## Records about charts and figures
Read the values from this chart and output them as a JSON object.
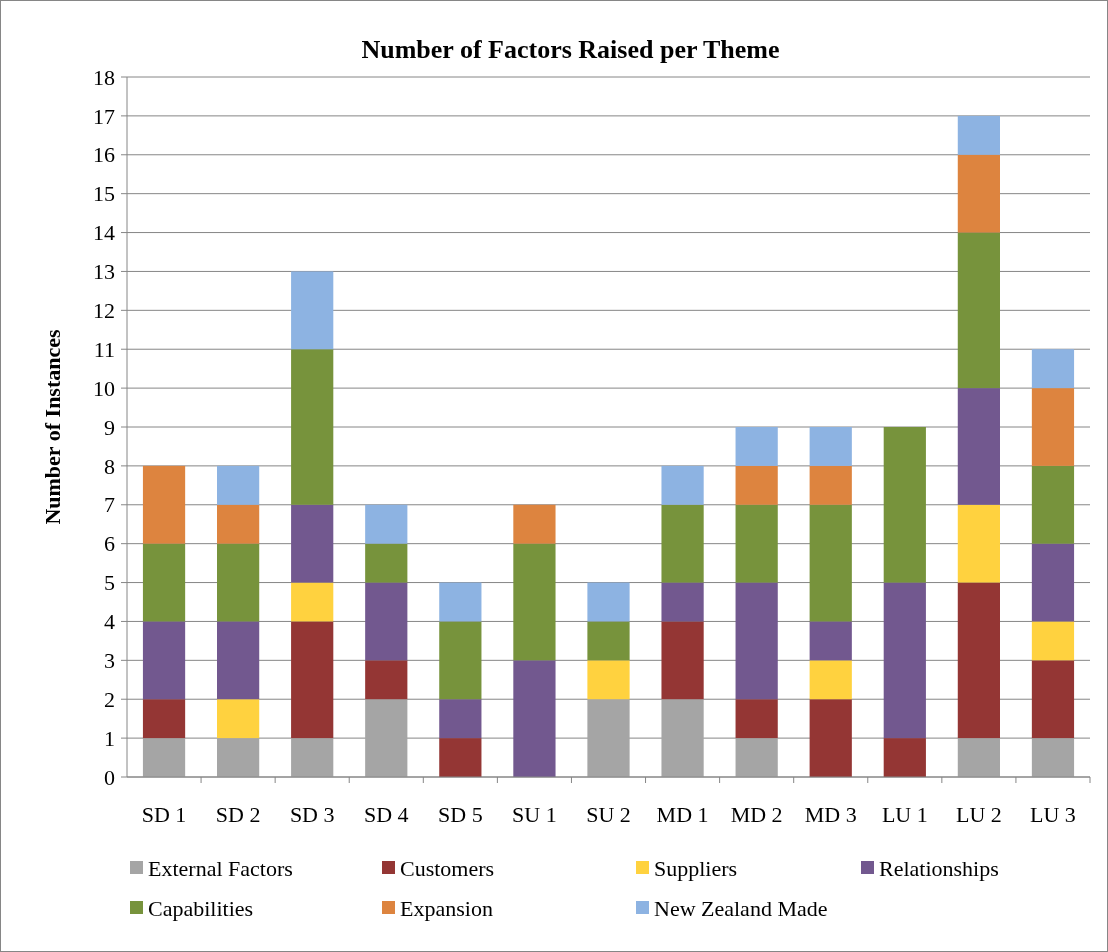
{
  "chart_data": {
    "type": "bar",
    "title": "Number of Factors Raised per Theme",
    "ylabel": "Number of Instances",
    "stacked": true,
    "categories": [
      "SD 1",
      "SD 2",
      "SD 3",
      "SD 4",
      "SD 5",
      "SU 1",
      "SU 2",
      "MD 1",
      "MD 2",
      "MD 3",
      "LU 1",
      "LU 2",
      "LU 3"
    ],
    "series": [
      {
        "name": "External Factors",
        "color": "#a5a5a5",
        "values": [
          1,
          1,
          1,
          2,
          0,
          0,
          2,
          2,
          1,
          0,
          0,
          1,
          1
        ]
      },
      {
        "name": "Customers",
        "color": "#943634",
        "values": [
          1,
          0,
          3,
          1,
          1,
          0,
          0,
          2,
          1,
          2,
          1,
          4,
          2
        ]
      },
      {
        "name": "Suppliers",
        "color": "#ffd23f",
        "values": [
          0,
          1,
          1,
          0,
          0,
          0,
          1,
          0,
          0,
          1,
          0,
          2,
          1
        ]
      },
      {
        "name": "Relationships",
        "color": "#72588f",
        "values": [
          2,
          2,
          2,
          2,
          1,
          3,
          0,
          1,
          3,
          1,
          4,
          3,
          2
        ]
      },
      {
        "name": "Capabilities",
        "color": "#77933c",
        "values": [
          2,
          2,
          4,
          1,
          2,
          3,
          1,
          2,
          2,
          3,
          4,
          4,
          2
        ]
      },
      {
        "name": "Expansion",
        "color": "#dd843f",
        "values": [
          2,
          1,
          0,
          0,
          0,
          1,
          0,
          0,
          1,
          1,
          0,
          2,
          2
        ]
      },
      {
        "name": "New Zealand Made",
        "color": "#8db3e2",
        "values": [
          0,
          1,
          2,
          1,
          1,
          0,
          1,
          1,
          1,
          1,
          0,
          1,
          1
        ]
      }
    ],
    "ylim": [
      0,
      18
    ],
    "yticks": [
      0,
      1,
      2,
      3,
      4,
      5,
      6,
      7,
      8,
      9,
      10,
      11,
      12,
      13,
      14,
      15,
      16,
      17,
      18
    ],
    "grid": "y",
    "legend": "bottom"
  }
}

## PROBLEM TO WORK ON
Report only how many lines of the listing hold the word "color".

## TASK RESULT
7